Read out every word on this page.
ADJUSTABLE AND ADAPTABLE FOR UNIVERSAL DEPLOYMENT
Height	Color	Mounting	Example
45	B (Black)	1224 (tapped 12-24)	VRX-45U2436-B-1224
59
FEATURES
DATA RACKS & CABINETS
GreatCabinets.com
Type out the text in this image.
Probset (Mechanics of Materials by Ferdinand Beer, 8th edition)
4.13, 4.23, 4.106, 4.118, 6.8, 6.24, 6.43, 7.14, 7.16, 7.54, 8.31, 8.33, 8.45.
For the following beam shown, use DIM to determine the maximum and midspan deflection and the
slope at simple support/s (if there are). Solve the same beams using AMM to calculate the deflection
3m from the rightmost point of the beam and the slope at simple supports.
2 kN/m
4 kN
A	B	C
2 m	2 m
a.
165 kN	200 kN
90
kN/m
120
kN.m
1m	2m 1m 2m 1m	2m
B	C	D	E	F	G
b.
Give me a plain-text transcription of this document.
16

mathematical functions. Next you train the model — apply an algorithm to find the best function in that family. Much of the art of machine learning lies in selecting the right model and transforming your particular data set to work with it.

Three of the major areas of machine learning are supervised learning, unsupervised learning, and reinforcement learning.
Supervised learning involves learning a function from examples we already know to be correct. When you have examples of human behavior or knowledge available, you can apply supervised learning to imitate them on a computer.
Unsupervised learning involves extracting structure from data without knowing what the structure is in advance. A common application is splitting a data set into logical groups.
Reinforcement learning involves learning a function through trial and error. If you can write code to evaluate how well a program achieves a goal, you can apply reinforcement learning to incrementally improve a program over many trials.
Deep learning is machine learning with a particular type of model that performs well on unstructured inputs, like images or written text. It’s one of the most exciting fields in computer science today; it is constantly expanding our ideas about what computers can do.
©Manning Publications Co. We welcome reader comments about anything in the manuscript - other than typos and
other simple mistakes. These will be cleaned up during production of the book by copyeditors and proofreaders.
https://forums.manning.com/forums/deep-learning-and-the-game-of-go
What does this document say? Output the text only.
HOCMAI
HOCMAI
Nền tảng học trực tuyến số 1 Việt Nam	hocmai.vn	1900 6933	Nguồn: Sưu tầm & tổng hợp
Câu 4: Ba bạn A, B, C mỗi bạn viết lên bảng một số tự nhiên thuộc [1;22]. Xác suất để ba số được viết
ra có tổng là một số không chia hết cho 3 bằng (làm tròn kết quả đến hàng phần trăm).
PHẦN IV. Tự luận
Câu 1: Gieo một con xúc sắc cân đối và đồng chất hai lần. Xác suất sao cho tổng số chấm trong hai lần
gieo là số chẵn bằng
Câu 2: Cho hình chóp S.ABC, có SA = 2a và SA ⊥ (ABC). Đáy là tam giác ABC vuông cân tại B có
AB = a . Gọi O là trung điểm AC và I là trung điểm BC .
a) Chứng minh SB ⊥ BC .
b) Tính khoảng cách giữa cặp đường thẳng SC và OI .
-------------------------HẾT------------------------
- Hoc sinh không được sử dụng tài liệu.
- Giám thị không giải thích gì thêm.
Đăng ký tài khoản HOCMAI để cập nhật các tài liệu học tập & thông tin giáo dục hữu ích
****
What is expected:
Every entry needs to be retyped exactly.

Full solution:
Read out every word on this page.
ADJUSTABLE AND ADAPTABLE FOR UNIVERSAL DEPLOYMENT
Height	Color	Mounting	Example
45	B (Black)	1224 (tapped 12-24)	VRX-45U2436-B-1224
59
FEATURES
DATA RACKS & CABINETS
GreatCabinets.com
Type out the text in this image.
Probset (Mechanics of Materials by Ferdinand Beer, 8th edition)
4.13, 4.23, 4.106, 4.118, 6.8, 6.24, 6.43, 7.14, 7.16, 7.54, 8.31, 8.33, 8.45.
For the following beam shown, use DIM to determine the maximum and midspan deflection and the
slope at simple support/s (if there are). Solve the same beams using AMM to calculate the deflection
3m from the rightmost point of the beam and the slope at simple supports.
2 kN/m
4 kN
A	B	C
2 m	2 m
a.
165 kN	200 kN
90
kN/m
120
kN.m
1m	2m 1m 2m 1m	2m
B	C	D	E	F	G
b.
Give me a plain-text transcription of this document.
16

mathematical functions. Next you train the model — apply an algorithm to find the best function in that family. Much of the art of machine learning lies in selecting the right model and transforming your particular data set to work with it.

Three of the major areas of machine learning are supervised learning, unsupervised learning, and reinforcement learning.
Supervised learning involves learning a function from examples we already know to be correct. When you have examples of human behavior or knowledge available, you can apply supervised learning to imitate them on a computer.
Unsupervised learning involves extracting structure from data without knowing what the structure is in advance. A common application is splitting a data set into logical groups.
Reinforcement learning involves learning a function through trial and error. If you can write code to evaluate how well a program achieves a goal, you can apply reinforcement learning to incrementally improve a program over many trials.
Deep learning is machine learning with a particular type of model that performs well on unstructured inputs, like images or written text. It’s one of the most exciting fields in computer science today; it is constantly expanding our ideas about what computers can do.
©Manning Publications Co. We welcome reader comments about anything in the manuscript - other than typos and
other simple mistakes. These will be cleaned up during production of the book by copyeditors and proofreaders.
https://forums.manning.com/forums/deep-learning-and-the-game-of-go
What does this document say? Output the text only.
HOCMAI
HOCMAI
Nền tảng học trực tuyến số 1 Việt Nam	hocmai.vn	1900 6933	Nguồn: Sưu tầm & tổng hợp
Câu 4: Ba bạn A, B, C mỗi bạn viết lên bảng một số tự nhiên thuộc [1;22]. Xác suất để ba số được viết
ra có tổng là một số không chia hết cho 3 bằng (làm tròn kết quả đến hàng phần trăm).
PHẦN IV. Tự luận
Câu 1: Gieo một con xúc sắc cân đối và đồng chất hai lần. Xác suất sao cho tổng số chấm trong hai lần
gieo là số chẵn bằng
Câu 2: Cho hình chóp S.ABC, có SA = 2a và SA ⊥ (ABC). Đáy là tam giác ABC vuông cân tại B có
AB = a . Gọi O là trung điểm AC và I là trung điểm BC .
a) Chứng minh SB ⊥ BC .
b) Tính khoảng cách giữa cặp đường thẳng SC và OI .
-------------------------HẾT------------------------
- Hoc sinh không được sử dụng tài liệu.
- Giám thị không giải thích gì thêm.
Đăng ký tài khoản HOCMAI để cập nhật các tài liệu học tập & thông tin giáo dục hữu ích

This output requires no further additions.